*MATERIAL SUPPLIED*
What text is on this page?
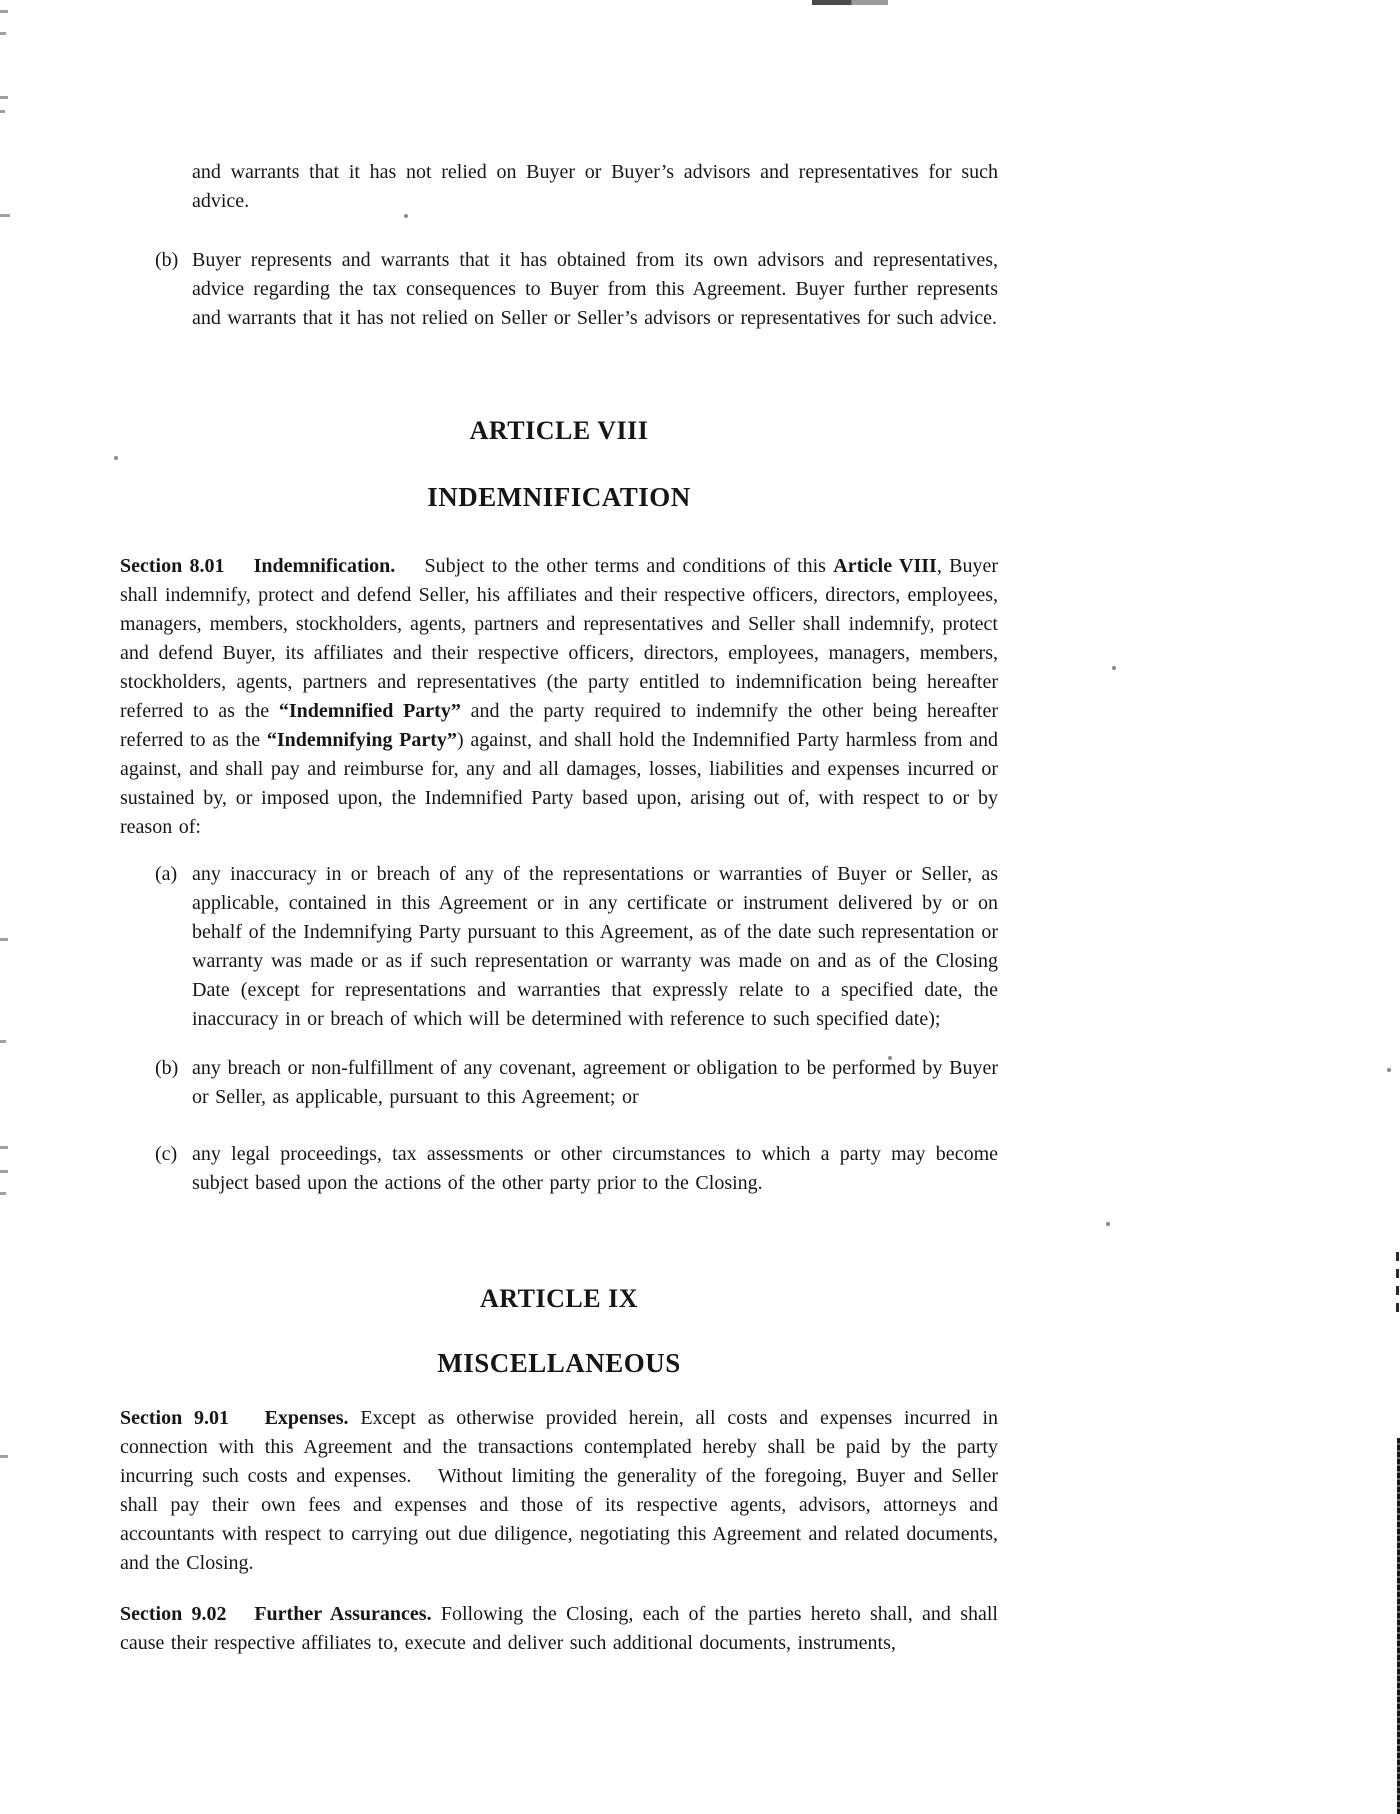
and warrants that it has not relied on Buyer or Buyer’s advisors and representatives for such advice.
(b) Buyer represents and warrants that it has obtained from its own advisors and representatives, advice regarding the tax consequences to Buyer from this Agreement. Buyer further represents and warrants that it has not relied on Seller or Seller’s advisors or representatives for such advice.
ARTICLE VIII
INDEMNIFICATION
Section 8.01    Indemnification.    Subject to the other terms and conditions of this Article VIII, Buyer shall indemnify, protect and defend Seller, his affiliates and their respective officers, directors, employees, managers, members, stockholders, agents, partners and representatives and Seller shall indemnify, protect and defend Buyer, its affiliates and their respective officers, directors, employees, managers, members, stockholders, agents, partners and representatives (the party entitled to indemnification being hereafter referred to as the “Indemnified Party” and the party required to indemnify the other being hereafter referred to as the “Indemnifying Party”) against, and shall hold the Indemnified Party harmless from and against, and shall pay and reimburse for, any and all damages, losses, liabilities and expenses incurred or sustained by, or imposed upon, the Indemnified Party based upon, arising out of, with respect to or by reason of:
(a) any inaccuracy in or breach of any of the representations or warranties of Buyer or Seller, as applicable, contained in this Agreement or in any certificate or instrument delivered by or on behalf of the Indemnifying Party pursuant to this Agreement, as of the date such representation or warranty was made or as if such representation or warranty was made on and as of the Closing Date (except for representations and warranties that expressly relate to a specified date, the inaccuracy in or breach of which will be determined with reference to such specified date);
(b) any breach or non-fulfillment of any covenant, agreement or obligation to be performed by Buyer or Seller, as applicable, pursuant to this Agreement; or
(c) any legal proceedings, tax assessments or other circumstances to which a party may become subject based upon the actions of the other party prior to the Closing.
ARTICLE IX
MISCELLANEOUS
Section 9.01   Expenses. Except as otherwise provided herein, all costs and expenses incurred in connection with this Agreement and the transactions contemplated hereby shall be paid by the party incurring such costs and expenses.   Without limiting the generality of the foregoing, Buyer and Seller shall pay their own fees and expenses and those of its respective agents, advisors, attorneys and accountants with respect to carrying out due diligence, negotiating this Agreement and related documents, and the Closing.
Section 9.02   Further Assurances. Following the Closing, each of the parties hereto shall, and shall cause their respective affiliates to, execute and deliver such additional documents, instruments,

*GIVEN REQUEST*
Of the lines above, how many hold the string "which"? Answer with only the number.

*RESPONSE TO THIS TASK*
2